Requirement: Rewrite everything from the line containing "- x-tick-label: Chile: [1649, 1010, 1680, 1077]" down to the line containing "- x-tick-label: Suriname: [1235, 1010, 1265, 1139]" as a JSON list of strings, one per line, with no blank lines.

(Spatial annotation entries)
-=-=-

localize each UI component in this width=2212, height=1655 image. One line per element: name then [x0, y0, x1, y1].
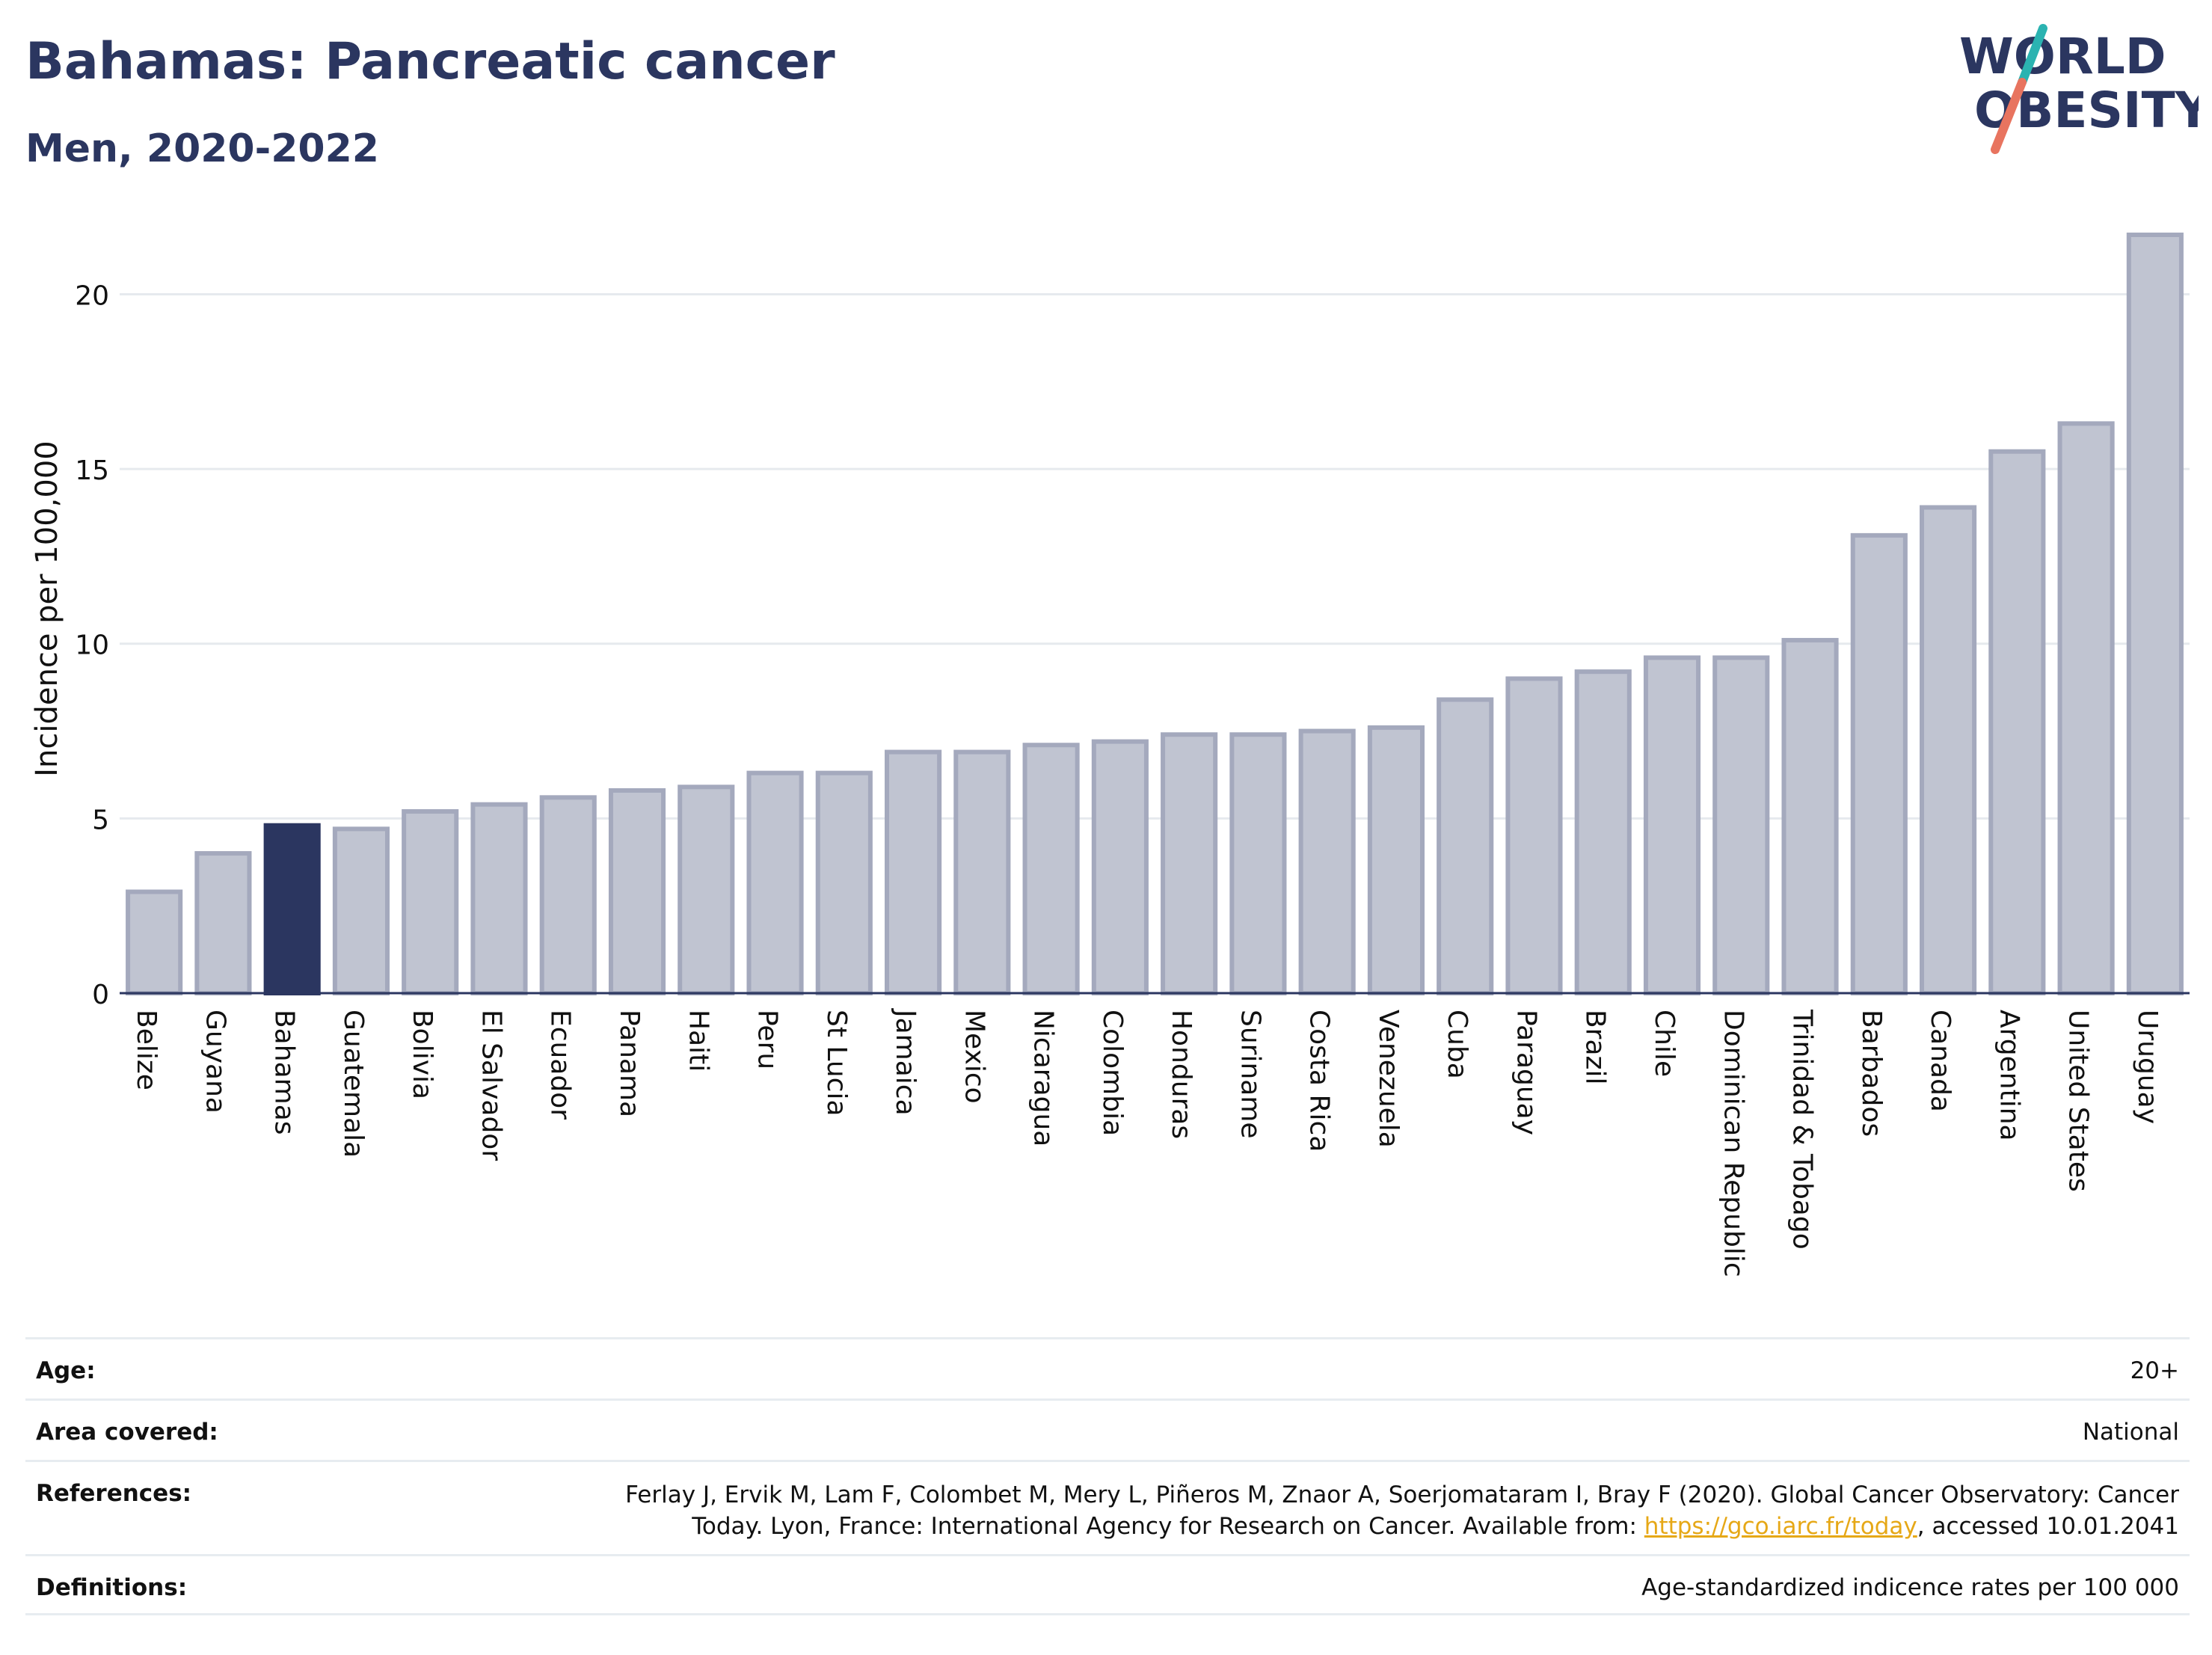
- x-tick-label: Chile: [1649, 1010, 1680, 1077]
- bar-argentina: [1988, 449, 2046, 995]
- y-axis-ticks: 0 5 10 15 20: [75, 280, 109, 1010]
- bar-uruguay: [2126, 233, 2184, 995]
- bar-panama: [608, 787, 666, 995]
- bar-costa-rica: [1298, 728, 1356, 996]
- x-tick-label: Guyana: [200, 1010, 230, 1114]
- x-tick-label: Suriname: [1235, 1010, 1265, 1139]
- y-axis-label: Incidence per 100,000: [30, 440, 64, 777]
- bar-st-lucia: [815, 770, 873, 995]
- bar-venezuela: [1367, 725, 1425, 995]
- bar-haiti: [678, 784, 735, 995]
- bar-barbados: [1850, 532, 1908, 995]
- bar-canada: [1920, 505, 1977, 995]
- x-tick-label: Mexico: [959, 1010, 989, 1104]
- bar-el-salvador: [470, 802, 528, 995]
- area-value: National: [2082, 1419, 2179, 1446]
- bar-nicaragua: [1022, 743, 1080, 996]
- logo-slash-top: [2018, 24, 2047, 87]
- bar-bolivia: [402, 809, 459, 995]
- gridlines: [120, 292, 2190, 820]
- x-tick-label: Venezuela: [1373, 1010, 1404, 1148]
- x-tick-label: Costa Rica: [1304, 1010, 1335, 1152]
- chart-title: Bahamas: Pancreatic cancer: [25, 32, 835, 91]
- bar-chile: [1643, 655, 1701, 995]
- info-row-area: Area covered: National: [25, 1398, 2190, 1460]
- logo-slash-bottom: [1991, 78, 2027, 154]
- chart-subtitle: Men, 2020-2022: [25, 126, 379, 171]
- y-tick-label: 0: [92, 980, 109, 1010]
- x-tick-label: Cuba: [1442, 1010, 1472, 1079]
- world-obesity-logo: WORLD OBESITY: [1959, 24, 2199, 154]
- references-label: References:: [36, 1480, 192, 1507]
- info-row-references: References: Ferlay J, Ervik M, Lam F, Co…: [25, 1460, 2190, 1554]
- bar-colombia: [1091, 739, 1149, 996]
- info-table: Age: 20+ Area covered: National Referenc…: [25, 1337, 2190, 1615]
- logo-line-1: WORLD: [1959, 28, 2166, 85]
- x-tick-label: Belize: [131, 1010, 162, 1090]
- x-tick-label: Trinidad & Tobago: [1787, 1009, 1818, 1250]
- y-tick-label: 20: [75, 280, 109, 311]
- age-value: 20+: [2130, 1357, 2179, 1384]
- bar-guyana: [194, 851, 252, 996]
- y-tick-label: 15: [75, 455, 109, 486]
- x-tick-label: Panama: [614, 1010, 645, 1117]
- bar-brazil: [1574, 669, 1632, 995]
- references-text: Ferlay J, Ervik M, Lam F, Colombet M, Me…: [624, 1480, 2179, 1543]
- x-tick-label: Haiti: [683, 1010, 713, 1072]
- x-tick-label: El Salvador: [476, 1010, 506, 1161]
- bar-honduras: [1161, 732, 1218, 996]
- age-label: Age:: [36, 1357, 96, 1384]
- x-tick-label: Uruguay: [2132, 1010, 2163, 1124]
- area-label: Area covered:: [36, 1419, 218, 1446]
- references-suffix: , accessed 10.01.2041: [1917, 1512, 2179, 1540]
- definitions-label: Definitions:: [36, 1574, 188, 1601]
- bar-chart: 0 5 10 15 20 Belize Guyana Bahamas Guatemala Bol…: [30, 233, 2190, 1277]
- references-link[interactable]: https://gco.iarc.fr/today: [1644, 1512, 1917, 1540]
- x-tick-label: Colombia: [1097, 1010, 1128, 1136]
- references-body: Ferlay J, Ervik M, Lam F, Colombet M, Me…: [625, 1481, 2179, 1540]
- bar-suriname: [1229, 732, 1287, 996]
- x-tick-label: Bahamas: [269, 1010, 300, 1135]
- bar-bahamas: [263, 823, 321, 996]
- x-tick-label: United States: [2063, 1010, 2094, 1192]
- x-tick-label: Ecuador: [545, 1010, 576, 1120]
- bar-dominican-republic: [1712, 655, 1770, 995]
- x-tick-label: Dominican Republic: [1718, 1010, 1748, 1277]
- bar-cuba: [1437, 697, 1494, 995]
- x-tick-label: Honduras: [1166, 1010, 1196, 1139]
- x-tick-label: Canada: [1925, 1010, 1956, 1112]
- x-tick-label: St Lucia: [821, 1010, 852, 1117]
- x-tick-label: Argentina: [1994, 1010, 2024, 1141]
- bar-mexico: [953, 749, 1011, 996]
- x-axis-ticks: Belize Guyana Bahamas Guatemala Bolivia El Sa…: [131, 1008, 2163, 1277]
- bar-paraguay: [1505, 676, 1563, 995]
- y-tick-label: 10: [75, 630, 109, 661]
- bar-peru: [746, 770, 804, 995]
- x-tick-label: Barbados: [1856, 1010, 1887, 1137]
- x-tick-label: Peru: [752, 1010, 783, 1069]
- x-tick-label: Jamaica: [890, 1008, 921, 1116]
- bar-united-states: [2057, 421, 2115, 995]
- bar-belize: [126, 889, 183, 996]
- y-tick-label: 5: [92, 805, 109, 835]
- x-tick-label: Nicaragua: [1028, 1010, 1059, 1146]
- x-tick-label: Brazil: [1580, 1010, 1611, 1084]
- info-row-age: Age: 20+: [25, 1337, 2190, 1398]
- x-tick-label: Guatemala: [338, 1010, 369, 1158]
- definitions-value: Age-standardized indicence rates per 100…: [1641, 1574, 2179, 1601]
- bar-ecuador: [539, 795, 597, 995]
- bar-guatemala: [332, 826, 390, 996]
- bar-jamaica: [885, 749, 942, 996]
- x-tick-label: Bolivia: [407, 1010, 437, 1099]
- info-row-definitions: Definitions: Age-standardized indicence …: [25, 1554, 2190, 1615]
- x-tick-label: Paraguay: [1511, 1010, 1541, 1135]
- bar-trinidad-tobago: [1781, 638, 1839, 996]
- bars: [126, 233, 2184, 996]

-=-=-

Task answer:
[
  "- x-tick-label: Chile: [1649, 1010, 1680, 1077]",
  "- bar-argentina: [1988, 449, 2046, 995]",
  "- y-axis-ticks: 0 5 10 15 20: [75, 280, 109, 1010]",
  "- bar-uruguay: [2126, 233, 2184, 995]",
  "- bar-panama: [608, 787, 666, 995]",
  "- bar-costa-rica: [1298, 728, 1356, 996]",
  "- x-tick-label: Guyana: [200, 1010, 230, 1114]",
  "- x-tick-label: Suriname: [1235, 1010, 1265, 1139]"
]